**Direction A:**
Answer these questions about the passage on organization and learning, one per line:
(i) What can filing a paper in the proper compartment release a person from?
(ii) Outputting information is more difficult than what?
(iii) What does the passage say one must be at all times?
**Direction B:**
Reproduce the stretch of the passage on organization and learning from "There are absolute" through "should be non-existent." word for word.
**Direction C:**
Resume the passage on organization and learning, starting after its last sentence.

**Text segment:**
* * * * *

We must trust ourselves by studying the paper after it has been filled, and by filing that paper in the proper compartment. A lack of organization can be deconstructive to the overall output, though minor inefficiencies are often too far under the radar to notice. Filing a paper in the proper compartment can release a person from the eternal struggle-by being organized, one can handle more papers and the flow will begin to normalize.
After we learn by receiving objectively and ordering subjectively, we have the opportunity to re-output information at any rate we choose. Outputting information is more difficult than inputting information, but is a more effective means to learning when one is in the presence of those who know more. When a person is in the presence of those who do not know, or those who for some reason seek to manipulate, it is wise to develop a protocol for any given interaction.
There are absolute protocols that may be followed. There are protocols that can be lesser priorities, though all should be equal to each other given lack of time constraints. For instance, one must be proper at all times. One never knows when their judgment is lacking, and should always be perceiving even when making temporary judgments. Judgments should always be temporary, as a means of communication, but when not communicating judgments should be non-existent.

* * * * *

**Stored data:**
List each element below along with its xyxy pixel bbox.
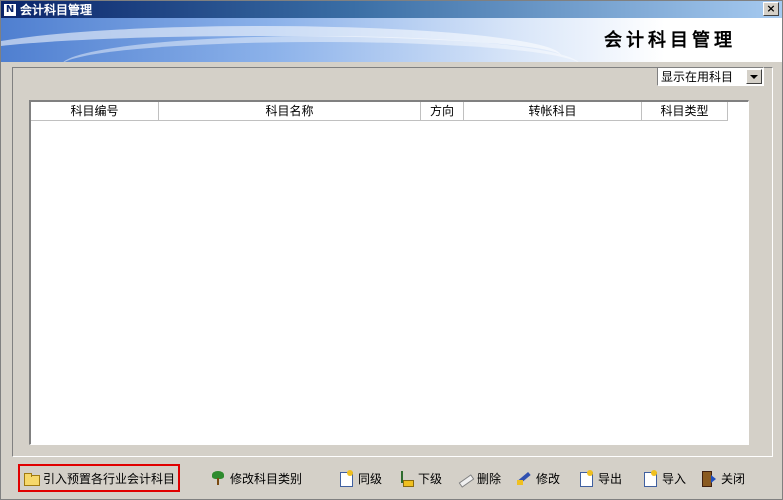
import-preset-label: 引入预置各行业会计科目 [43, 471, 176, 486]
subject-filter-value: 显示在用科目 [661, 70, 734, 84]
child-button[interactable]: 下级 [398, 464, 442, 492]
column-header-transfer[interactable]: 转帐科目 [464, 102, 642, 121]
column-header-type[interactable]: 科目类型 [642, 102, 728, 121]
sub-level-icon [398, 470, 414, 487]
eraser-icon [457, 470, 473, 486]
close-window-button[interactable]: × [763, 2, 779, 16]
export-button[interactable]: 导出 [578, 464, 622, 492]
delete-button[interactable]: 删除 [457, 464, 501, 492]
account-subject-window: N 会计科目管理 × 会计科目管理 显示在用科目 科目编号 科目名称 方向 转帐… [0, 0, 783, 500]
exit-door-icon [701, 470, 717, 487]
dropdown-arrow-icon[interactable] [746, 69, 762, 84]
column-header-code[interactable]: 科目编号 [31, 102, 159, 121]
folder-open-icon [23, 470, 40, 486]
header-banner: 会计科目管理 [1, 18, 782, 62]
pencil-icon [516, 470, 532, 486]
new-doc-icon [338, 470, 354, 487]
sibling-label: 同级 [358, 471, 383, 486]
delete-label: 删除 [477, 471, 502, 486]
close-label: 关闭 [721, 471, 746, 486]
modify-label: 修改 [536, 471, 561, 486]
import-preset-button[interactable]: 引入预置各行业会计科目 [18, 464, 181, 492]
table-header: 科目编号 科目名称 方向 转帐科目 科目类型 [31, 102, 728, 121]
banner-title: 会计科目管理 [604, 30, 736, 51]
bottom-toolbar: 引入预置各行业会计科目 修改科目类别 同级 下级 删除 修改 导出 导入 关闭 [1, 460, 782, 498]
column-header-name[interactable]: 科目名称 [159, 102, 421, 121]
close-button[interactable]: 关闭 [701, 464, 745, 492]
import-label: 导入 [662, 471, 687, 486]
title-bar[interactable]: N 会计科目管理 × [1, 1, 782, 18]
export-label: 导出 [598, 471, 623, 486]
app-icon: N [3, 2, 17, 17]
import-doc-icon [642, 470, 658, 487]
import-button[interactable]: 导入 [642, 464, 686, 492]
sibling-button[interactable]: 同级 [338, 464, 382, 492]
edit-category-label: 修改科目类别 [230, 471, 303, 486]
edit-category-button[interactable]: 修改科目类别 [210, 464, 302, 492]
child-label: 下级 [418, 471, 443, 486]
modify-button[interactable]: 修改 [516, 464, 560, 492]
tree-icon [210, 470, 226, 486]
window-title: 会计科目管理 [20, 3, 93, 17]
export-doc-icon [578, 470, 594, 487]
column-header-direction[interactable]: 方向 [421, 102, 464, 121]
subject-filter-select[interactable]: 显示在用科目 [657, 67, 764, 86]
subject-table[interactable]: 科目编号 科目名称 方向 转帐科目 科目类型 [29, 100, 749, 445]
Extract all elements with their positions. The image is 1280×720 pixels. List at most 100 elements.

* * * * *

**Task output A:**
(i) The eternal struggle.
(ii) Inputting information.
(iii) Proper.

**Task output B:**
There are absolute protocols that may be followed. There are protocols that can be lesser priorities, though all should be equal to each other given lack of time constraints. For instance, one must be proper at all times. One never knows when their judgment is lacking, and should always be perceiving even when making temporary judgments. Judgments should always be temporary, as a means of communication, but when not communicating judgments should be non-existent.

**Task output C:**
Once a person becomes aware that there are a variety of protocol at their disposal, and that there are a plethora of priority levels to choose from, they begin to realize that they can decompartmentalize information and release the flow to a suitable level. A higher flow necessitates a larger amount of energy, and a consistent and efficient usage of that energy. This stage of development can be described as machining.
A person constructs a full cycle of thought, one which assimilates energy and outputs energy at the same rate, and then uses that cycle to perform routine tasks. Non-routine tasks need further consideration, and usually require an addition to the cycle, or a construct of an adjacent machine. Running dual processes more than halves efficiency, but it can be done if necessary.
To maximize efficiency, one should construct a single cycle, and not rely on multiple cycles- which can heavily detriment the efficiency of the thought process. Once developed, a person should complete the cycle by implementing a self-checking protocol which analyzes the flow as it is cycled. Such an analytical process becomes the definition of objectivity, and the flow of the cycle remains the subjective. As I have said, both are required. One for doing, and one for checking what is done. It is by this reasoning that objectivity and subjectivity must combine to complete a whole algorithm of thought. Claims made that either one or the other should take precedence should not be made. Logically, both should be harmonious.